_SHORT TASK:_ Exactly the lines from the line containing "Output the text content of this document." through the final line of the entries below must be returned, and only those, without pictures.

_DATASET EXCERPTS:_

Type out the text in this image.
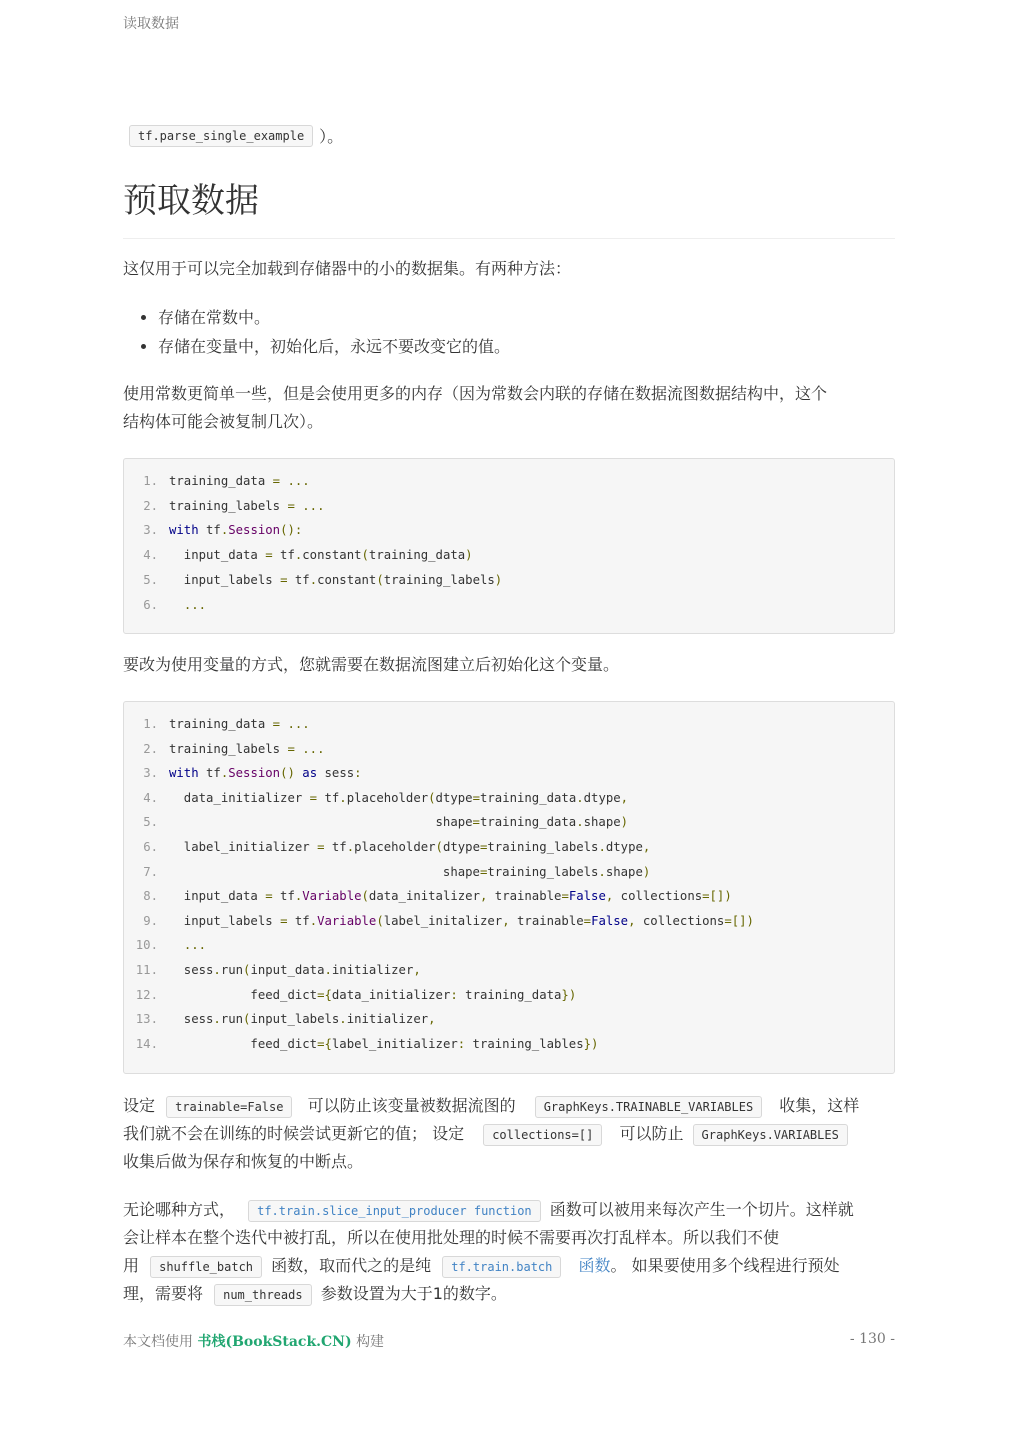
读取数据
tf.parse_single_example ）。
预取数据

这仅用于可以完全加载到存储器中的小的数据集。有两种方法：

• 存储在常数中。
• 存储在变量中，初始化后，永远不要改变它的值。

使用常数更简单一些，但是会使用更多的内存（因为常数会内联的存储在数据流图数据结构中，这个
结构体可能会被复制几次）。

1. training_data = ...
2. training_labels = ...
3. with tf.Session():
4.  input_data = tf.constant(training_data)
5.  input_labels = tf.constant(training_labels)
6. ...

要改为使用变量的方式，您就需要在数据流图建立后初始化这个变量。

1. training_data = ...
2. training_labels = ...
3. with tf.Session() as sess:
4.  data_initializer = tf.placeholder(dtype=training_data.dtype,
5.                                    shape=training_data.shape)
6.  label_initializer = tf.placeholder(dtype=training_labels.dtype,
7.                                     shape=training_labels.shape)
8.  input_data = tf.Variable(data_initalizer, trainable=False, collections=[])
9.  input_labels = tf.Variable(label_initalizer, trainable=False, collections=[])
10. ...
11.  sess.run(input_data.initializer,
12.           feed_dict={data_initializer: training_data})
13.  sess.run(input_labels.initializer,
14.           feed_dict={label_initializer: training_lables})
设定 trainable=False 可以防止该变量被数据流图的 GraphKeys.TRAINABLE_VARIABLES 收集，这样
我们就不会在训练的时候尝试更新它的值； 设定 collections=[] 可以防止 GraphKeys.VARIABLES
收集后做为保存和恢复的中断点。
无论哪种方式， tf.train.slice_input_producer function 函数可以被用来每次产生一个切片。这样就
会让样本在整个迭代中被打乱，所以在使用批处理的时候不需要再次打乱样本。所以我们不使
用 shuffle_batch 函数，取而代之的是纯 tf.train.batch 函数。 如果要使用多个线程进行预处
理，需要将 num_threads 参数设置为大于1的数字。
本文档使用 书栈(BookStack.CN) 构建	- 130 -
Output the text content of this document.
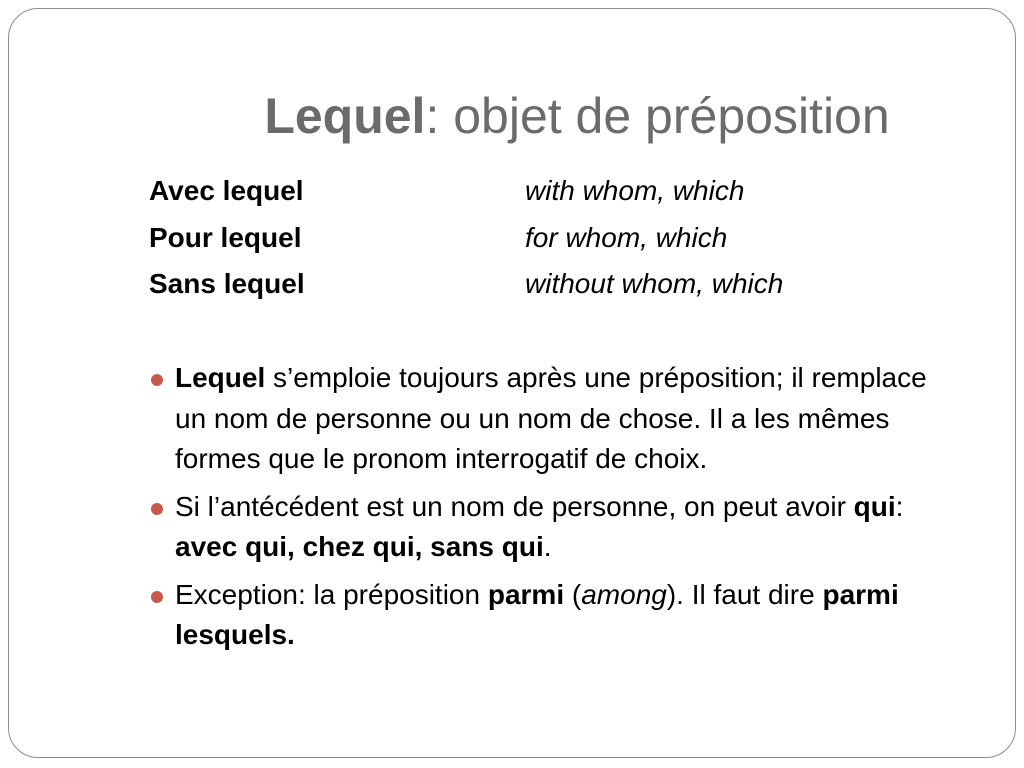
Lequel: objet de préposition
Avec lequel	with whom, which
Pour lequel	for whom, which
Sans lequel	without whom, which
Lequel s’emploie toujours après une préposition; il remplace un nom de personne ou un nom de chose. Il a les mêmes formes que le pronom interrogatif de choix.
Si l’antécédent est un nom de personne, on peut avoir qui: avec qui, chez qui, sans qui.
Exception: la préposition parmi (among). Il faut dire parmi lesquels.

_ANSWER TO THE TASK:_
Output the text content of this document.
Lequel: objet de préposition
Avec lequel	with whom, which
Pour lequel	for whom, which
Sans lequel	without whom, which
Lequel s’emploie toujours après une préposition; il remplace un nom de personne ou un nom de chose. Il a les mêmes formes que le pronom interrogatif de choix.
Si l’antécédent est un nom de personne, on peut avoir qui: avec qui, chez qui, sans qui.
Exception: la préposition parmi (among). Il faut dire parmi lesquels.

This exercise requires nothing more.